▶ What to do: Write the material out again exactly as it stands.

Collected data
::::
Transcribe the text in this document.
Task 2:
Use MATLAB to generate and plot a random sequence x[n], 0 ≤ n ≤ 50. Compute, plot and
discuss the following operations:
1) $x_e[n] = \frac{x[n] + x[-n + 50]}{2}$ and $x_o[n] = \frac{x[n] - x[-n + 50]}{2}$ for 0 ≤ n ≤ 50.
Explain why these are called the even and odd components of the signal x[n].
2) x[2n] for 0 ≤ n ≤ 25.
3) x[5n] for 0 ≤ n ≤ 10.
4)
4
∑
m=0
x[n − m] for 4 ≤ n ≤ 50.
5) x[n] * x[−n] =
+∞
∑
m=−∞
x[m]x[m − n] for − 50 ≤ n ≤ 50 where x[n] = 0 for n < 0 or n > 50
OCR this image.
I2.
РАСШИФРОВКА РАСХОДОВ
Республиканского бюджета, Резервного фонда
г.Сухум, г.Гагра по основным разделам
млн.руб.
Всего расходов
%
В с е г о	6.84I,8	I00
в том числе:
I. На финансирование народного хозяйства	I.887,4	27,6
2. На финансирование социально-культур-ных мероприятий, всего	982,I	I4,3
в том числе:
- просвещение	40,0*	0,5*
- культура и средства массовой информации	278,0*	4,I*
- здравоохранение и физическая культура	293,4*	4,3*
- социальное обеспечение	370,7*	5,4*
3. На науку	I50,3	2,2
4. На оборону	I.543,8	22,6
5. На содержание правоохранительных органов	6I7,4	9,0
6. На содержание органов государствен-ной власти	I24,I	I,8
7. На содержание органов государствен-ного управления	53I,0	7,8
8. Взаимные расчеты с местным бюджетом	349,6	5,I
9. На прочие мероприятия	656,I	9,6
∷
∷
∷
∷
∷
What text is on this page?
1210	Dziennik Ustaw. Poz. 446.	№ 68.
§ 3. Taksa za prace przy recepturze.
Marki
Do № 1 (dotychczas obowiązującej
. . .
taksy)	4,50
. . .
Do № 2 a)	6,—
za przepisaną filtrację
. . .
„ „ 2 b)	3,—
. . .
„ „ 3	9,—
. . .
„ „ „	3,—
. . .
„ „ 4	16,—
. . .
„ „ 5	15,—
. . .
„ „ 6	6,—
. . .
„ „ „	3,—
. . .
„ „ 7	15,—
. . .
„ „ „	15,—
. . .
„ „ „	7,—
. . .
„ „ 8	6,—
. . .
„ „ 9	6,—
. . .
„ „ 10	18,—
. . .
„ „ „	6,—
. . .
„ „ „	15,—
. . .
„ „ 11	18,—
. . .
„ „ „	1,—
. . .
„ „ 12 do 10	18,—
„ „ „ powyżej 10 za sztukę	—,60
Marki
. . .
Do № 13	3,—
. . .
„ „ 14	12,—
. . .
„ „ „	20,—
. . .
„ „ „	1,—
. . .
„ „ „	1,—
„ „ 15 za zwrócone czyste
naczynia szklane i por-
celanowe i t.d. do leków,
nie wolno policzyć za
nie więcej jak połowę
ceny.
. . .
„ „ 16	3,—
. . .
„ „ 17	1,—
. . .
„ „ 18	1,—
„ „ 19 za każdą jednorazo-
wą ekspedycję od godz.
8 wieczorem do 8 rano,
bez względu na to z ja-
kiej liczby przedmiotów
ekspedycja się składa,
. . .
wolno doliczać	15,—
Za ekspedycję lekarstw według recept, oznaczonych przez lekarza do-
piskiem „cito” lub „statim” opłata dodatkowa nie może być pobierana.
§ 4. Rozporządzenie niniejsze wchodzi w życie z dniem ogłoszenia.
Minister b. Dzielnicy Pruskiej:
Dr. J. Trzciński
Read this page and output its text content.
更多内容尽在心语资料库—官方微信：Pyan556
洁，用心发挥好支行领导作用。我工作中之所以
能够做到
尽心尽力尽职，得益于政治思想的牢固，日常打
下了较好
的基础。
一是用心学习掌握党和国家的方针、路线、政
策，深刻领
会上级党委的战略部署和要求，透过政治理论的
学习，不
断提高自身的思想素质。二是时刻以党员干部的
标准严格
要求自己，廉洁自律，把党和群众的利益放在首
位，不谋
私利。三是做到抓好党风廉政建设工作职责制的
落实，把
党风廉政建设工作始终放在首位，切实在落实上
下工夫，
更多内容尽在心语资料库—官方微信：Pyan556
::::
▶ Exercise result:
Transcribe the text in this document.
Task 2:
Use MATLAB to generate and plot a random sequence x[n], 0 ≤ n ≤ 50. Compute, plot and
discuss the following operations:
1) $x_e[n] = \frac{x[n] + x[-n + 50]}{2}$ and $x_o[n] = \frac{x[n] - x[-n + 50]}{2}$ for 0 ≤ n ≤ 50.
Explain why these are called the even and odd components of the signal x[n].
2) x[2n] for 0 ≤ n ≤ 25.
3) x[5n] for 0 ≤ n ≤ 10.
4)
4
∑
m=0
x[n − m] for 4 ≤ n ≤ 50.
5) x[n] * x[−n] =
+∞
∑
m=−∞
x[m]x[m − n] for − 50 ≤ n ≤ 50 where x[n] = 0 for n < 0 or n > 50
OCR this image.
I2.
РАСШИФРОВКА РАСХОДОВ
Республиканского бюджета, Резервного фонда
г.Сухум, г.Гагра по основным разделам
млн.руб.
Всего расходов
%
В с е г о	6.84I,8	I00
в том числе:
I. На финансирование народного хозяйства	I.887,4	27,6
2. На финансирование социально-культур-ных мероприятий, всего	982,I	I4,3
в том числе:
- просвещение	40,0*	0,5*
- культура и средства массовой информации	278,0*	4,I*
- здравоохранение и физическая культура	293,4*	4,3*
- социальное обеспечение	370,7*	5,4*
3. На науку	I50,3	2,2
4. На оборону	I.543,8	22,6
5. На содержание правоохранительных органов	6I7,4	9,0
6. На содержание органов государствен-ной власти	I24,I	I,8
7. На содержание органов государствен-ного управления	53I,0	7,8
8. Взаимные расчеты с местным бюджетом	349,6	5,I
9. На прочие мероприятия	656,I	9,6
∷
∷
∷
∷
∷
What text is on this page?
1210	Dziennik Ustaw. Poz. 446.	№ 68.
§ 3. Taksa za prace przy recepturze.
Marki
Do № 1 (dotychczas obowiązującej
. . .
taksy)	4,50
. . .
Do № 2 a)	6,—
za przepisaną filtrację
. . .
„ „ 2 b)	3,—
. . .
„ „ 3	9,—
. . .
„ „ „	3,—
. . .
„ „ 4	16,—
. . .
„ „ 5	15,—
. . .
„ „ 6	6,—
. . .
„ „ „	3,—
. . .
„ „ 7	15,—
. . .
„ „ „	15,—
. . .
„ „ „	7,—
. . .
„ „ 8	6,—
. . .
„ „ 9	6,—
. . .
„ „ 10	18,—
. . .
„ „ „	6,—
. . .
„ „ „	15,—
. . .
„ „ 11	18,—
. . .
„ „ „	1,—
. . .
„ „ 12 do 10	18,—
„ „ „ powyżej 10 za sztukę	—,60
Marki
. . .
Do № 13	3,—
. . .
„ „ 14	12,—
. . .
„ „ „	20,—
. . .
„ „ „	1,—
. . .
„ „ „	1,—
„ „ 15 za zwrócone czyste
naczynia szklane i por-
celanowe i t.d. do leków,
nie wolno policzyć za
nie więcej jak połowę
ceny.
. . .
„ „ 16	3,—
. . .
„ „ 17	1,—
. . .
„ „ 18	1,—
„ „ 19 za każdą jednorazo-
wą ekspedycję od godz.
8 wieczorem do 8 rano,
bez względu na to z ja-
kiej liczby przedmiotów
ekspedycja się składa,
. . .
wolno doliczać	15,—
Za ekspedycję lekarstw według recept, oznaczonych przez lekarza do-
piskiem „cito” lub „statim” opłata dodatkowa nie może być pobierana.
§ 4. Rozporządzenie niniejsze wchodzi w życie z dniem ogłoszenia.
Minister b. Dzielnicy Pruskiej:
Dr. J. Trzciński
Read this page and output its text content.
更多内容尽在心语资料库—官方微信：Pyan556
洁，用心发挥好支行领导作用。我工作中之所以
能够做到
尽心尽力尽职，得益于政治思想的牢固，日常打
下了较好
的基础。
一是用心学习掌握党和国家的方针、路线、政
策，深刻领
会上级党委的战略部署和要求，透过政治理论的
学习，不
断提高自身的思想素质。二是时刻以党员干部的
标准严格
要求自己，廉洁自律，把党和群众的利益放在首
位，不谋
私利。三是做到抓好党风廉政建设工作职责制的
落实，把
党风廉政建设工作始终放在首位，切实在落实上
下工夫，
更多内容尽在心语资料库—官方微信：Pyan556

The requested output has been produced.